**CHALLENGE**
Please repeat all of the listing exactly.
***** EXERCISE INPUTS
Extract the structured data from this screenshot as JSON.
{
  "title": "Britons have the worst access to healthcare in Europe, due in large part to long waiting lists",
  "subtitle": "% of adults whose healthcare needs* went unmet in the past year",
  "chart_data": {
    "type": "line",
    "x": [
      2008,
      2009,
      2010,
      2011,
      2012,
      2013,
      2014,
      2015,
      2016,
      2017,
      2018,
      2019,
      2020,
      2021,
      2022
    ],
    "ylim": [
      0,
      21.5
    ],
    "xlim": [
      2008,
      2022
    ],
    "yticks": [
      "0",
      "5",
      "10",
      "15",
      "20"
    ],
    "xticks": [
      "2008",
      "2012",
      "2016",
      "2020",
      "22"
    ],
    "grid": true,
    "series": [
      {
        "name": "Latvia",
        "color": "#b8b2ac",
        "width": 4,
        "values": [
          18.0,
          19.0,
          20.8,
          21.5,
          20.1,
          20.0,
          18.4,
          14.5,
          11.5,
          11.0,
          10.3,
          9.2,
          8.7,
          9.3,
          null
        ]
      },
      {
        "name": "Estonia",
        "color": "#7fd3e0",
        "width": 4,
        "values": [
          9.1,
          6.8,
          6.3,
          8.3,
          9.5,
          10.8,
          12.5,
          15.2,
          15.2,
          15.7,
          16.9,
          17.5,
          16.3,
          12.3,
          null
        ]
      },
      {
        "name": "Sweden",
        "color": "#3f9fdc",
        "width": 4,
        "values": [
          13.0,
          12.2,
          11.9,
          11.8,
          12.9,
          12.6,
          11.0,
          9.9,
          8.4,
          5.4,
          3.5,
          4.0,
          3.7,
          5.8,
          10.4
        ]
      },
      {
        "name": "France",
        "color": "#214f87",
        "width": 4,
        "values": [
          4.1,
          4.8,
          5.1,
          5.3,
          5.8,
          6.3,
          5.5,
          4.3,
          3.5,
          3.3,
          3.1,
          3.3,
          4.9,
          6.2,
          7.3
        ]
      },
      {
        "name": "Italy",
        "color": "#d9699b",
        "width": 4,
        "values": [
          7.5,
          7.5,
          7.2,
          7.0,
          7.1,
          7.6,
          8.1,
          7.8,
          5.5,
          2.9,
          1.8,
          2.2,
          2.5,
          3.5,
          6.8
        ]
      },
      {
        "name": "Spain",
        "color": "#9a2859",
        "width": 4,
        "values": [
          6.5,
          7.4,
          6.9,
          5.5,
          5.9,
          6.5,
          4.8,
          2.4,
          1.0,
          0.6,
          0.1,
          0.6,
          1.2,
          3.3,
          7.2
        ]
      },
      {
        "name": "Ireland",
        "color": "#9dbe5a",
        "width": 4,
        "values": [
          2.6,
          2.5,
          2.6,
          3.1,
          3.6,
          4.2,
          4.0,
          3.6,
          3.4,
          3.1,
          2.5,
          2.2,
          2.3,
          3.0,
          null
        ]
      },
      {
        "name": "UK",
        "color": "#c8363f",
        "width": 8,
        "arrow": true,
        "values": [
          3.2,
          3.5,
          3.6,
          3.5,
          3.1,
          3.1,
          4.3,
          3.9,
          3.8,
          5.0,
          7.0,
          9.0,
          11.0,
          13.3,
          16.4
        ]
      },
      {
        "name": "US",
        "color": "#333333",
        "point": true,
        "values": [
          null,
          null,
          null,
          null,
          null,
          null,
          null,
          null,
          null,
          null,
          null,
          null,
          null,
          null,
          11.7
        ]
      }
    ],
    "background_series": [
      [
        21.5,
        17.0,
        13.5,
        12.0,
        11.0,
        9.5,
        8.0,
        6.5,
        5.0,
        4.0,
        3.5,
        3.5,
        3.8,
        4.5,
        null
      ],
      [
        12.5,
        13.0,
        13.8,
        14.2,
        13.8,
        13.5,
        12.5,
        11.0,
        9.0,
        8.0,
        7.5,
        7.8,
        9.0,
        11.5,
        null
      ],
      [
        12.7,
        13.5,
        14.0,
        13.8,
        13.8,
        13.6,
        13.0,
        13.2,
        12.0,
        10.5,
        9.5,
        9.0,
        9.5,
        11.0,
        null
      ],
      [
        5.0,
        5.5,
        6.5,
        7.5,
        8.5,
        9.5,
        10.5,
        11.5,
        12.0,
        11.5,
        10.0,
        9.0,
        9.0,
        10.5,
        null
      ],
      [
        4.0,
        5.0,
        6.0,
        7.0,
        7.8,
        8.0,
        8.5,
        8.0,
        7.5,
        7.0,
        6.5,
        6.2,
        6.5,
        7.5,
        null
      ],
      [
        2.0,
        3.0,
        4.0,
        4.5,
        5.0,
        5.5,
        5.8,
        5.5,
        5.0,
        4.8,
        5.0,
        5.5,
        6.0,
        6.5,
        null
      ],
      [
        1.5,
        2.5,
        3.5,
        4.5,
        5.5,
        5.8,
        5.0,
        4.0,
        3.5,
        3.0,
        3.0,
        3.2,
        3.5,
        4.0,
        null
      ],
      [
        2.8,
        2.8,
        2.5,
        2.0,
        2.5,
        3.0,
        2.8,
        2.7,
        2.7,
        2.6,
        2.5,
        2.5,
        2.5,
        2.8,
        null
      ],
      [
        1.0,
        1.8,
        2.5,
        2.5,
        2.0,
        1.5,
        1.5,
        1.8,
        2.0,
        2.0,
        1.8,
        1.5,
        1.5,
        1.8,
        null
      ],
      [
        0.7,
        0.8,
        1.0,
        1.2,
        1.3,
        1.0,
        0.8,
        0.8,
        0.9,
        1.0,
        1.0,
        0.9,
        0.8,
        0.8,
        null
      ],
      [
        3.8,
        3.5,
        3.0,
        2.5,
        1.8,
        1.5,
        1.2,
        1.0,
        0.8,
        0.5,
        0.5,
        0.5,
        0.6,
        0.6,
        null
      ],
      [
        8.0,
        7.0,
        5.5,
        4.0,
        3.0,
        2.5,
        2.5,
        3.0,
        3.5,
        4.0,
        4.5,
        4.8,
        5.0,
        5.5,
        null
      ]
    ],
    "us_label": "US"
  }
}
**********
**COMPLETE ANSWER**
Extract the structured data from this screenshot as JSON.
{
  "title": "Britons have the worst access to healthcare in Europe, due in large part to long waiting lists",
  "subtitle": "% of adults whose healthcare needs* went unmet in the past year",
  "chart_data": {
    "type": "line",
    "x": [
      2008,
      2009,
      2010,
      2011,
      2012,
      2013,
      2014,
      2015,
      2016,
      2017,
      2018,
      2019,
      2020,
      2021,
      2022
    ],
    "ylim": [
      0,
      21.5
    ],
    "xlim": [
      2008,
      2022
    ],
    "yticks": [
      "0",
      "5",
      "10",
      "15",
      "20"
    ],
    "xticks": [
      "2008",
      "2012",
      "2016",
      "2020",
      "22"
    ],
    "grid": true,
    "series": [
      {
        "name": "Latvia",
        "color": "#b8b2ac",
        "width": 4,
        "values": [
          18.0,
          19.0,
          20.8,
          21.5,
          20.1,
          20.0,
          18.4,
          14.5,
          11.5,
          11.0,
          10.3,
          9.2,
          8.7,
          9.3,
          null
        ]
      },
      {
        "name": "Estonia",
        "color": "#7fd3e0",
        "width": 4,
        "values": [
          9.1,
          6.8,
          6.3,
          8.3,
          9.5,
          10.8,
          12.5,
          15.2,
          15.2,
          15.7,
          16.9,
          17.5,
          16.3,
          12.3,
          null
        ]
      },
      {
        "name": "Sweden",
        "color": "#3f9fdc",
        "width": 4,
        "values": [
          13.0,
          12.2,
          11.9,
          11.8,
          12.9,
          12.6,
          11.0,
          9.9,
          8.4,
          5.4,
          3.5,
          4.0,
          3.7,
          5.8,
          10.4
        ]
      },
      {
        "name": "France",
        "color": "#214f87",
        "width": 4,
        "values": [
          4.1,
          4.8,
          5.1,
          5.3,
          5.8,
          6.3,
          5.5,
          4.3,
          3.5,
          3.3,
          3.1,
          3.3,
          4.9,
          6.2,
          7.3
        ]
      },
      {
        "name": "Italy",
        "color": "#d9699b",
        "width": 4,
        "values": [
          7.5,
          7.5,
          7.2,
          7.0,
          7.1,
          7.6,
          8.1,
          7.8,
          5.5,
          2.9,
          1.8,
          2.2,
          2.5,
          3.5,
          6.8
        ]
      },
      {
        "name": "Spain",
        "color": "#9a2859",
        "width": 4,
        "values": [
          6.5,
          7.4,
          6.9,
          5.5,
          5.9,
          6.5,
          4.8,
          2.4,
          1.0,
          0.6,
          0.1,
          0.6,
          1.2,
          3.3,
          7.2
        ]
      },
      {
        "name": "Ireland",
        "color": "#9dbe5a",
        "width": 4,
        "values": [
          2.6,
          2.5,
          2.6,
          3.1,
          3.6,
          4.2,
          4.0,
          3.6,
          3.4,
          3.1,
          2.5,
          2.2,
          2.3,
          3.0,
          null
        ]
      },
      {
        "name": "UK",
        "color": "#c8363f",
        "width": 8,
        "arrow": true,
        "values": [
          3.2,
          3.5,
          3.6,
          3.5,
          3.1,
          3.1,
          4.3,
          3.9,
          3.8,
          5.0,
          7.0,
          9.0,
          11.0,
          13.3,
          16.4
        ]
      },
      {
        "name": "US",
        "color": "#333333",
        "point": true,
        "values": [
          null,
          null,
          null,
          null,
          null,
          null,
          null,
          null,
          null,
          null,
          null,
          null,
          null,
          null,
          11.7
        ]
      }
    ],
    "background_series": [
      [
        21.5,
        17.0,
        13.5,
        12.0,
        11.0,
        9.5,
        8.0,
        6.5,
        5.0,
        4.0,
        3.5,
        3.5,
        3.8,
        4.5,
        null
      ],
      [
        12.5,
        13.0,
        13.8,
        14.2,
        13.8,
        13.5,
        12.5,
        11.0,
        9.0,
        8.0,
        7.5,
        7.8,
        9.0,
        11.5,
        null
      ],
      [
        12.7,
        13.5,
        14.0,
        13.8,
        13.8,
        13.6,
        13.0,
        13.2,
        12.0,
        10.5,
        9.5,
        9.0,
        9.5,
        11.0,
        null
      ],
      [
        5.0,
        5.5,
        6.5,
        7.5,
        8.5,
        9.5,
        10.5,
        11.5,
        12.0,
        11.5,
        10.0,
        9.0,
        9.0,
        10.5,
        null
      ],
      [
        4.0,
        5.0,
        6.0,
        7.0,
        7.8,
        8.0,
        8.5,
        8.0,
        7.5,
        7.0,
        6.5,
        6.2,
        6.5,
        7.5,
        null
      ],
      [
        2.0,
        3.0,
        4.0,
        4.5,
        5.0,
        5.5,
        5.8,
        5.5,
        5.0,
        4.8,
        5.0,
        5.5,
        6.0,
        6.5,
        null
      ],
      [
        1.5,
        2.5,
        3.5,
        4.5,
        5.5,
        5.8,
        5.0,
        4.0,
        3.5,
        3.0,
        3.0,
        3.2,
        3.5,
        4.0,
        null
      ],
      [
        2.8,
        2.8,
        2.5,
        2.0,
        2.5,
        3.0,
        2.8,
        2.7,
        2.7,
        2.6,
        2.5,
        2.5,
        2.5,
        2.8,
        null
      ],
      [
        1.0,
        1.8,
        2.5,
        2.5,
        2.0,
        1.5,
        1.5,
        1.8,
        2.0,
        2.0,
        1.8,
        1.5,
        1.5,
        1.8,
        null
      ],
      [
        0.7,
        0.8,
        1.0,
        1.2,
        1.3,
        1.0,
        0.8,
        0.8,
        0.9,
        1.0,
        1.0,
        0.9,
        0.8,
        0.8,
        null
      ],
      [
        3.8,
        3.5,
        3.0,
        2.5,
        1.8,
        1.5,
        1.2,
        1.0,
        0.8,
        0.5,
        0.5,
        0.5,
        0.6,
        0.6,
        null
      ],
      [
        8.0,
        7.0,
        5.5,
        4.0,
        3.0,
        2.5,
        2.5,
        3.0,
        3.5,
        4.0,
        4.5,
        4.8,
        5.0,
        5.5,
        null
      ]
    ],
    "us_label": "US"
  }
}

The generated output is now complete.